> **Directive**: Take each line that has the word "Maksimalni" and return it.

──────────

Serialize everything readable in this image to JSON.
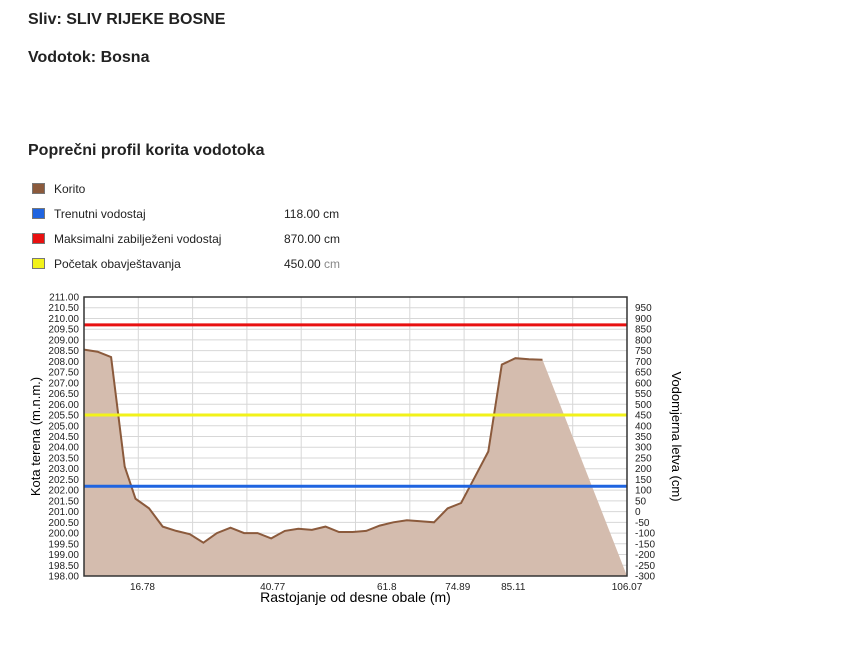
{
  "header": {
    "sliv": "Sliv: SLIV RIJEKE BOSNE",
    "vodotok": "Vodotok: Bosna",
    "section_title": "Poprečni profil korita vodotoka"
  },
  "legend": [
    {
      "label": "Korito",
      "value": "",
      "color": "#8b5a3c"
    },
    {
      "label": "Trenutni vodostaj",
      "value": "118.00 cm",
      "color": "#1f64e0"
    },
    {
      "label": "Maksimalni zabilježeni vodostaj",
      "value": "870.00 cm",
      "color": "#e81010"
    },
    {
      "label": "Početak obavještavanja",
      "value": "450.00",
      "unit": "cm",
      "color": "#f2f21a"
    }
  ],
  "chart_data": {
    "type": "area",
    "xlabel": "Rastojanje od desne obale (m)",
    "ylabel": "Kota terena (m.n.m.)",
    "y2label": "Vodomjerna letva (cm)",
    "xlim": [
      6.0,
      106.07
    ],
    "ylim": [
      198.0,
      211.0
    ],
    "x_tick_labels": [
      "16.78",
      "40.77",
      "61.8",
      "74.89",
      "85.11",
      "106.07"
    ],
    "y_ticks": [
      "198.00",
      "198.50",
      "199.00",
      "199.50",
      "200.00",
      "200.50",
      "201.00",
      "201.50",
      "202.00",
      "202.50",
      "203.00",
      "203.50",
      "204.00",
      "204.50",
      "205.00",
      "205.50",
      "206.00",
      "206.50",
      "207.00",
      "207.50",
      "208.00",
      "208.50",
      "209.00",
      "209.50",
      "210.00",
      "210.50",
      "211.00"
    ],
    "y2_ticks": [
      "-300",
      "-250",
      "-200",
      "-150",
      "-100",
      "-50",
      "0",
      "50",
      "100",
      "150",
      "200",
      "250",
      "300",
      "350",
      "400",
      "450",
      "500",
      "550",
      "600",
      "650",
      "700",
      "750",
      "800",
      "850",
      "900",
      "950"
    ],
    "y2_zero_elevation": 201.0,
    "fill_color": "#d4bcae",
    "line_color": "#8b5a3c",
    "terrain": [
      [
        6.0,
        208.55
      ],
      [
        8.5,
        208.45
      ],
      [
        11.0,
        208.2
      ],
      [
        13.5,
        203.1
      ],
      [
        15.5,
        201.6
      ],
      [
        18.0,
        201.15
      ],
      [
        20.5,
        200.3
      ],
      [
        23.0,
        200.1
      ],
      [
        25.5,
        199.95
      ],
      [
        28.0,
        199.55
      ],
      [
        30.5,
        200.0
      ],
      [
        33.0,
        200.25
      ],
      [
        35.5,
        200.0
      ],
      [
        38.0,
        200.0
      ],
      [
        40.5,
        199.75
      ],
      [
        43.0,
        200.1
      ],
      [
        45.5,
        200.2
      ],
      [
        48.0,
        200.15
      ],
      [
        50.5,
        200.3
      ],
      [
        53.0,
        200.05
      ],
      [
        55.5,
        200.05
      ],
      [
        58.0,
        200.1
      ],
      [
        60.5,
        200.35
      ],
      [
        63.0,
        200.5
      ],
      [
        65.5,
        200.6
      ],
      [
        68.0,
        200.55
      ],
      [
        70.5,
        200.5
      ],
      [
        73.0,
        201.15
      ],
      [
        75.5,
        201.4
      ],
      [
        78.0,
        202.6
      ],
      [
        80.5,
        203.8
      ],
      [
        83.0,
        207.85
      ],
      [
        85.5,
        208.15
      ],
      [
        88.0,
        208.1
      ],
      [
        90.5,
        208.08
      ]
    ],
    "levels": [
      {
        "name": "Trenutni vodostaj",
        "elevation": 202.18,
        "color": "#1f64e0"
      },
      {
        "name": "Maksimalni zabilježeni vodostaj",
        "elevation": 209.7,
        "color": "#e81010"
      },
      {
        "name": "Početak obavještavanja",
        "elevation": 205.5,
        "color": "#f2f21a"
      }
    ]
  }
}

──────────

> **Answer to this problem**:
      "label": "Maksimalni zabilježeni vodostaj",
        "name": "Maksimalni zabilježeni vodostaj",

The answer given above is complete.